Stored records

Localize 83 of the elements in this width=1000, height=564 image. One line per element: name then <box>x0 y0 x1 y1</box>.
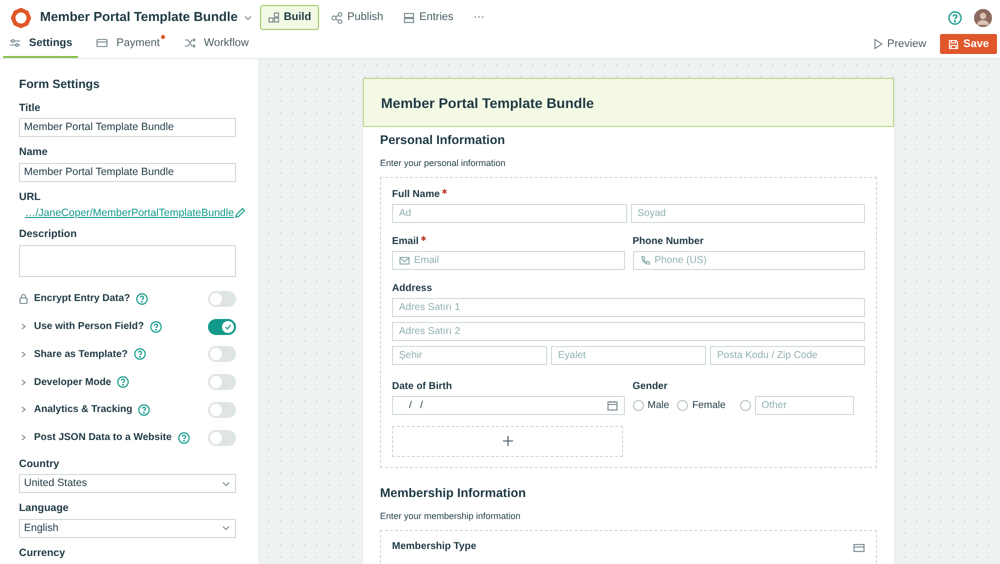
toggle-switch[interactable] <box>208 374 236 390</box>
chevron-right-icon[interactable] <box>19 404 28 416</box>
description-field[interactable] <box>19 244 236 277</box>
list-icon <box>403 12 416 24</box>
select-field[interactable]: United States <box>19 474 236 494</box>
radio-button[interactable] <box>740 400 751 411</box>
avatar-icon[interactable] <box>974 8 992 27</box>
chevron-right-icon[interactable] <box>19 321 28 332</box>
chevron-right-icon[interactable] <box>19 432 28 444</box>
nav-tab[interactable]: Publish <box>323 5 392 30</box>
setting-label: Encrypt Entry Data? <box>34 292 130 306</box>
phone-icon <box>640 254 650 266</box>
card-icon <box>96 37 108 50</box>
check-icon <box>224 322 232 330</box>
settings-tab[interactable]: Workflow <box>178 32 255 58</box>
setting-label: Analytics & Tracking <box>34 403 132 416</box>
floppy-icon <box>948 38 960 50</box>
calendar-icon <box>606 400 618 411</box>
field-label: Currency <box>19 546 66 561</box>
mail-icon <box>399 254 410 266</box>
field-label: Name <box>19 146 49 160</box>
share-icon <box>331 12 344 24</box>
pencil-icon[interactable] <box>234 207 246 220</box>
radio-option[interactable]: Female <box>677 398 726 412</box>
field-label: Gender <box>632 380 668 393</box>
setting-label: Developer Mode <box>34 376 112 389</box>
save-button[interactable]: Save <box>940 34 997 54</box>
play-icon <box>873 38 884 50</box>
text-field[interactable]: Member Portal Template Bundle <box>19 162 236 182</box>
section-title: Personal Information <box>380 133 506 148</box>
plus-icon <box>502 435 514 448</box>
gear-logo-icon <box>10 6 32 29</box>
field-label: Language <box>19 502 70 516</box>
field-label: Title <box>19 102 42 116</box>
help-icon[interactable] <box>136 292 148 305</box>
section-subtitle: Enter your personal information <box>380 158 506 170</box>
field-label: Address <box>392 282 432 295</box>
toggle-switch[interactable] <box>208 290 236 307</box>
help-icon[interactable] <box>134 348 146 360</box>
help-icon[interactable] <box>138 404 150 416</box>
field-label: Email <box>392 234 419 248</box>
preview-button[interactable]: Preview <box>867 34 932 54</box>
chevron-right-icon[interactable] <box>19 348 28 360</box>
radio-option[interactable]: Male <box>632 398 670 412</box>
field-label: URL <box>19 190 42 205</box>
blocks-icon <box>268 12 280 24</box>
date-field[interactable]: / / <box>392 396 624 415</box>
field-label: Country <box>19 458 60 472</box>
setting-label: Share as Template? <box>34 348 128 361</box>
toggle-switch[interactable] <box>208 346 236 362</box>
toggle-switch[interactable] <box>208 430 236 446</box>
form-header: Member Portal Template Bundle <box>363 78 894 128</box>
field-label: Full Name <box>392 188 440 201</box>
chevron-right-icon[interactable] <box>19 376 28 388</box>
card-icon <box>853 542 865 553</box>
section-subtitle: Enter your membership information <box>380 510 521 523</box>
lock-icon <box>19 293 28 304</box>
section-title: Membership Information <box>380 486 527 501</box>
more-button[interactable]: ··· <box>466 5 493 30</box>
field-label: Phone Number <box>632 234 704 248</box>
nav-tab[interactable]: Entries <box>395 5 462 30</box>
shuffle-icon <box>184 37 196 50</box>
setting-label: Use with Person Field? <box>34 320 144 333</box>
select-field[interactable]: English <box>19 518 236 538</box>
url-link[interactable]: …/JaneCoper/MemberPortalTemplateBundle <box>25 206 234 220</box>
help-icon[interactable] <box>178 432 190 444</box>
field-label: Description <box>19 228 78 242</box>
add-field-button[interactable] <box>392 426 623 457</box>
toggle-switch[interactable] <box>208 402 236 418</box>
text-field[interactable]: Member Portal Template Bundle <box>19 118 236 138</box>
settings-tab[interactable]: Settings <box>3 32 78 58</box>
help-icon[interactable] <box>150 320 162 332</box>
toggle-switch[interactable] <box>208 318 236 334</box>
setting-label: Post JSON Data to a Website <box>34 431 172 444</box>
field-label: Membership Type <box>392 540 476 553</box>
settings-tab[interactable]: Payment <box>90 32 166 58</box>
sliders-icon <box>9 37 21 50</box>
form-title: Member Portal Template Bundle <box>40 9 238 26</box>
help-icon[interactable] <box>117 376 130 388</box>
help-icon[interactable] <box>948 10 962 25</box>
field-label: Date of Birth <box>392 380 452 393</box>
nav-tab[interactable]: Build <box>260 5 320 30</box>
panel-heading: Form Settings <box>19 77 101 92</box>
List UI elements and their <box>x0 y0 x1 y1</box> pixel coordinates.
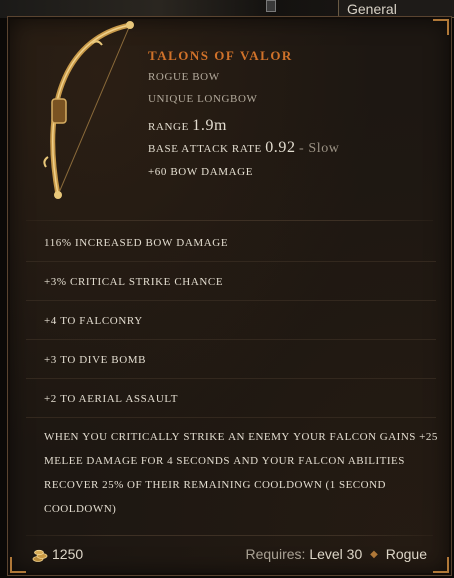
affix-item: +2 to Aerial Assault <box>26 379 436 418</box>
item-header: Talons of Valor Rogue Bow Unique Longbow… <box>148 43 448 182</box>
affix-item: +4 to Falconry <box>26 301 436 340</box>
requires-label: Requires: <box>245 546 306 562</box>
gold-value: 1250 <box>52 546 84 562</box>
attack-rate-speed: - Slow <box>298 141 340 156</box>
attack-rate-value: 0.92 <box>265 139 296 156</box>
item-type: Rogue Bow <box>148 68 220 84</box>
requires-class: Rogue <box>385 546 427 562</box>
affix-item: +3% Critical Strike Chance <box>26 262 436 301</box>
gold-coins-icon <box>32 549 48 562</box>
corner-ornament <box>10 557 26 573</box>
longbow-icon <box>43 21 134 199</box>
separator-dot: ◆ <box>370 549 378 560</box>
attack-rate-stat: Base Attack Rate 0.92 - Slow <box>148 137 448 160</box>
item-tooltip: Talons of Valor Rogue Bow Unique Longbow… <box>7 16 452 576</box>
unique-power-text: When you Critically Strike an enemy your… <box>44 428 438 516</box>
corner-ornament <box>433 557 449 573</box>
affix-list: 116% increased Bow Damage +3% Critical S… <box>26 223 436 418</box>
range-value: 1.9m <box>192 117 228 134</box>
range-label: Range <box>148 118 189 134</box>
requires-level: Level 30 <box>309 546 363 562</box>
corner-ornament <box>433 19 449 35</box>
attack-rate-label: Base Attack Rate <box>148 140 262 156</box>
implicit-affix: +60 Bow Damage <box>148 163 254 179</box>
requirements: Requires: Level 30 ◆ Rogue <box>246 546 428 562</box>
item-rarity: Unique Longbow <box>148 90 258 106</box>
tooltip-footer: 1250 Requires: Level 30 ◆ Rogue <box>26 535 433 575</box>
divider <box>26 220 433 221</box>
background-marker <box>266 0 276 12</box>
affix-item: 116% increased Bow Damage <box>26 223 436 262</box>
range-stat: Range 1.9m <box>148 115 448 137</box>
item-name: Talons of Valor <box>148 44 293 64</box>
affix-item: +3 to Dive Bomb <box>26 340 436 379</box>
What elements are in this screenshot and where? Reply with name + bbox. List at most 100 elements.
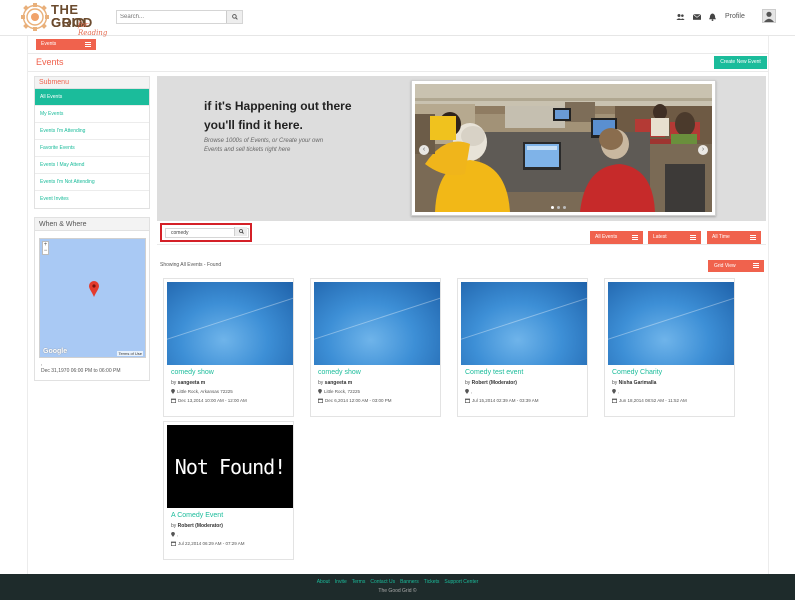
envelope-icon[interactable] bbox=[692, 12, 701, 21]
event-location: , bbox=[171, 532, 178, 537]
header-actions: Profile bbox=[665, 9, 795, 25]
event-location-text: , bbox=[471, 389, 473, 394]
event-author-name[interactable]: sangeeta m bbox=[178, 380, 206, 386]
submenu-item-favorite[interactable]: Favorite Events bbox=[35, 140, 149, 157]
global-search-button[interactable] bbox=[226, 11, 242, 23]
submenu-heading: Submenu bbox=[35, 77, 149, 89]
carousel-dot[interactable] bbox=[557, 206, 560, 209]
map-marker-icon bbox=[318, 389, 322, 394]
submenu-item-may-attend[interactable]: Events I May Attend bbox=[35, 157, 149, 174]
event-location-text: , bbox=[177, 532, 179, 537]
avatar-icon[interactable] bbox=[762, 9, 776, 23]
filter-sort-label: Latest bbox=[653, 234, 667, 240]
footer-link-about[interactable]: About bbox=[317, 579, 330, 585]
when-where-heading: When & Where bbox=[35, 218, 149, 231]
section-pill[interactable]: Events bbox=[36, 39, 96, 50]
event-author: by Robert (Moderator) bbox=[171, 523, 223, 529]
event-author-name[interactable]: Nisha Garimalla bbox=[619, 380, 657, 386]
map-pin-icon[interactable] bbox=[89, 281, 99, 297]
event-image-placeholder bbox=[608, 282, 734, 365]
footer-link-invite[interactable]: Invite bbox=[335, 579, 347, 585]
event-location-text: , bbox=[618, 389, 620, 394]
event-author: by Robert (Moderator) bbox=[465, 380, 517, 386]
submenu-item-not-attending[interactable]: Events I'm Not Attending bbox=[35, 174, 149, 191]
submenu-item-my-events[interactable]: My Events bbox=[35, 106, 149, 123]
logo-tagline: for Reading bbox=[78, 21, 108, 37]
event-author-name[interactable]: sangeeta m bbox=[325, 380, 353, 386]
banner-headline-2: you'll find it here. bbox=[204, 118, 303, 132]
footer-link-tickets[interactable]: Tickets bbox=[424, 579, 440, 585]
submenu-item-attending[interactable]: Events I'm Attending bbox=[35, 123, 149, 140]
filter-category-dropdown[interactable]: All Events bbox=[590, 231, 643, 244]
zoom-out-button[interactable]: − bbox=[43, 248, 48, 254]
event-search-button[interactable] bbox=[234, 227, 247, 236]
event-author-name[interactable]: Robert (Moderator) bbox=[178, 523, 223, 529]
event-author-prefix: by bbox=[318, 380, 324, 386]
event-thumbnail[interactable] bbox=[314, 282, 440, 365]
event-card[interactable]: comedy show by sangeeta m Little Rock, 7… bbox=[310, 278, 441, 417]
map-marker-icon bbox=[171, 532, 175, 537]
event-thumbnail[interactable] bbox=[167, 282, 293, 365]
menu-bars-icon bbox=[750, 235, 756, 240]
carousel-prev-button[interactable]: ‹ bbox=[419, 145, 429, 155]
event-thumbnail[interactable]: Not Found! bbox=[167, 425, 293, 508]
not-found-image: Not Found! bbox=[167, 425, 293, 508]
event-thumbnail[interactable] bbox=[461, 282, 587, 365]
submenu-item-invites[interactable]: Event Invites bbox=[35, 191, 149, 208]
event-location-text: Little Rock, Arkansas 72225 bbox=[177, 389, 233, 394]
calendar-icon bbox=[171, 541, 176, 546]
footer-link-support[interactable]: Support Center bbox=[444, 579, 478, 585]
global-search-input[interactable] bbox=[117, 11, 226, 23]
carousel-dot[interactable] bbox=[563, 206, 566, 209]
carousel-dot[interactable] bbox=[551, 206, 554, 209]
event-thumbnail[interactable] bbox=[608, 282, 734, 365]
footer-link-terms[interactable]: Terms bbox=[352, 579, 366, 585]
event-author: by sangeeta m bbox=[318, 380, 352, 386]
event-image-placeholder bbox=[314, 282, 440, 365]
footer-link-contact[interactable]: Contact Us bbox=[370, 579, 395, 585]
carousel-photo: ‹ › bbox=[415, 84, 712, 212]
map-terms-link[interactable]: Terms of Use bbox=[117, 351, 143, 356]
event-title[interactable]: Comedy Charity bbox=[612, 369, 662, 376]
site-logo[interactable]: THE GOOD GRID for Reading bbox=[20, 2, 112, 37]
submenu-item-all-events[interactable]: All Events bbox=[35, 89, 149, 106]
event-title[interactable]: comedy show bbox=[171, 369, 214, 376]
create-new-event-button[interactable]: Create New Event bbox=[714, 56, 767, 69]
filter-time-dropdown[interactable]: All Time bbox=[707, 231, 761, 244]
event-title[interactable]: A Comedy Event bbox=[171, 512, 223, 519]
event-author-prefix: by bbox=[612, 380, 618, 386]
event-card[interactable]: Comedy Charity by Nisha Garimalla , Jun … bbox=[604, 278, 735, 417]
filter-time-label: All Time bbox=[712, 234, 730, 240]
divider bbox=[28, 53, 768, 54]
event-author-prefix: by bbox=[171, 523, 177, 529]
bell-icon[interactable] bbox=[708, 12, 717, 21]
calendar-icon bbox=[465, 398, 470, 403]
filter-sort-dropdown[interactable]: Latest bbox=[648, 231, 701, 244]
event-card[interactable]: comedy show by sangeeta m Little Rock, A… bbox=[163, 278, 294, 417]
map-marker-icon bbox=[612, 389, 616, 394]
footer-link-banners[interactable]: Banners bbox=[400, 579, 419, 585]
submenu-panel: Submenu All Events My Events Events I'm … bbox=[34, 76, 150, 209]
users-icon[interactable] bbox=[676, 12, 685, 21]
section-pill-label: Events bbox=[41, 41, 57, 47]
carousel-next-button[interactable]: › bbox=[698, 145, 708, 155]
menu-bars-icon bbox=[85, 42, 91, 47]
event-card[interactable]: Comedy test event by Robert (Moderator) … bbox=[457, 278, 588, 417]
profile-link[interactable]: Profile bbox=[725, 13, 745, 20]
event-title[interactable]: comedy show bbox=[318, 369, 361, 376]
results-count-text: Showing All Events - Found bbox=[160, 262, 222, 268]
menu-bars-icon bbox=[632, 235, 638, 240]
not-found-text: Not Found! bbox=[174, 454, 286, 479]
grid-view-toggle[interactable]: Grid View bbox=[708, 260, 764, 272]
event-author: by sangeeta m bbox=[171, 380, 205, 386]
event-title[interactable]: Comedy test event bbox=[465, 369, 523, 376]
gear-logo-icon bbox=[21, 3, 49, 31]
event-image-placeholder bbox=[167, 282, 293, 365]
event-date-text: Jul 15,2014 02:39 AM - 03:39 AM bbox=[472, 398, 539, 403]
event-author-prefix: by bbox=[465, 380, 471, 386]
search-icon bbox=[238, 229, 244, 234]
event-author-name[interactable]: Robert (Moderator) bbox=[472, 380, 517, 386]
top-header: THE GOOD GRID for Reading Profile bbox=[0, 0, 795, 37]
location-map[interactable]: + − Google Terms of Use bbox=[39, 238, 146, 358]
event-card[interactable]: Not Found! A Comedy Event by Robert (Mod… bbox=[163, 421, 294, 560]
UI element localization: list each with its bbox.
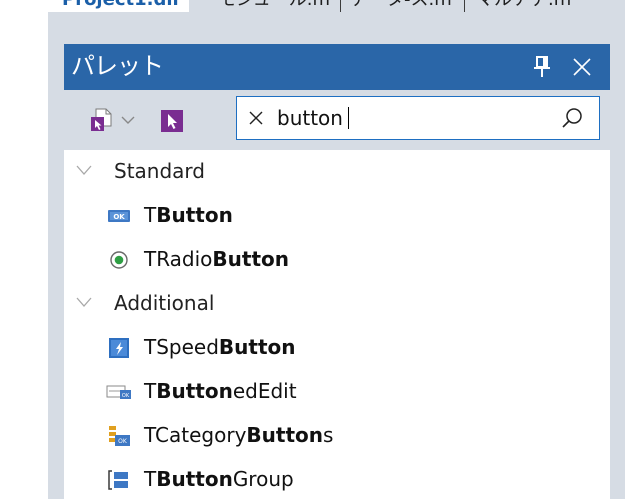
tab-datamodule[interactable]: データ-ス.m: [350, 0, 452, 12]
chevron-down-icon[interactable]: [76, 164, 92, 176]
component-label: TSpeedButton: [144, 335, 296, 359]
categories-icon[interactable]: [90, 108, 112, 132]
pointer-icon[interactable]: [161, 110, 183, 132]
palette-title-bar: パレット: [64, 44, 610, 90]
list-item[interactable]: TButtonGroup: [64, 458, 610, 502]
component-label: TButtonedEdit: [144, 379, 297, 403]
tab-module[interactable]: モジュール.m: [218, 0, 330, 12]
chevron-down-icon[interactable]: [121, 116, 135, 125]
category-row-standard[interactable]: Standard: [64, 150, 610, 194]
radio-button-icon: [110, 251, 128, 269]
list-item[interactable]: OK TCategoryButtons: [64, 414, 610, 458]
text-caret: [348, 107, 349, 129]
svg-text:OK: OK: [118, 438, 128, 445]
component-label: TRadioButton: [144, 247, 290, 271]
tab-separator: [464, 0, 465, 12]
search-input[interactable]: [277, 104, 547, 132]
close-icon[interactable]: [572, 57, 592, 77]
buttoned-edit-icon: OK: [106, 385, 131, 399]
list-item[interactable]: OK TButton: [64, 194, 610, 238]
search-icon[interactable]: [561, 107, 583, 129]
list-item[interactable]: TSpeedButton: [64, 326, 610, 370]
chevron-down-icon[interactable]: [76, 296, 92, 308]
category-buttons-icon: OK: [109, 426, 130, 446]
button-group-icon: [108, 470, 128, 490]
category-label: Additional: [114, 291, 215, 315]
search-box[interactable]: [236, 96, 600, 140]
component-tree: Standard OK TButton TRadioButton Additio…: [64, 150, 610, 499]
clear-icon[interactable]: [248, 110, 264, 126]
category-label: Standard: [114, 159, 205, 183]
component-label: TButton: [144, 203, 233, 227]
editor-tab-strip: Project1.dll モジュール.m データ-ス.m マルチデ.m: [48, 0, 625, 22]
component-label: TCategoryButtons: [144, 423, 334, 447]
ide-background: Project1.dll モジュール.m データ-ス.m マルチデ.m パレット: [48, 0, 625, 499]
tab-project1[interactable]: Project1.dll: [48, 0, 189, 12]
category-row-additional[interactable]: Additional: [64, 282, 610, 326]
button-component-icon: OK: [108, 210, 130, 222]
component-label: TButtonGroup: [144, 467, 294, 491]
svg-text:OK: OK: [113, 213, 125, 221]
pin-icon[interactable]: [533, 56, 551, 78]
list-item[interactable]: OK TButtonedEdit: [64, 370, 610, 414]
speed-button-icon: [109, 338, 129, 358]
palette-title: パレット: [71, 52, 164, 80]
svg-text:OK: OK: [122, 393, 130, 399]
tab-multidevice[interactable]: マルチデ.m: [476, 0, 571, 12]
palette-panel: パレット button Standard OK TButton TRadioBu…: [64, 44, 610, 499]
list-item[interactable]: TRadioButton: [64, 238, 610, 282]
tab-separator: [340, 0, 341, 12]
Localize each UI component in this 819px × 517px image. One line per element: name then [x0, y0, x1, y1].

### [WHAT IS ASKED]
Count the lines in the records that contain the string "TRadioButton", with case counting. Reply with the number only.

### [REPLY]
3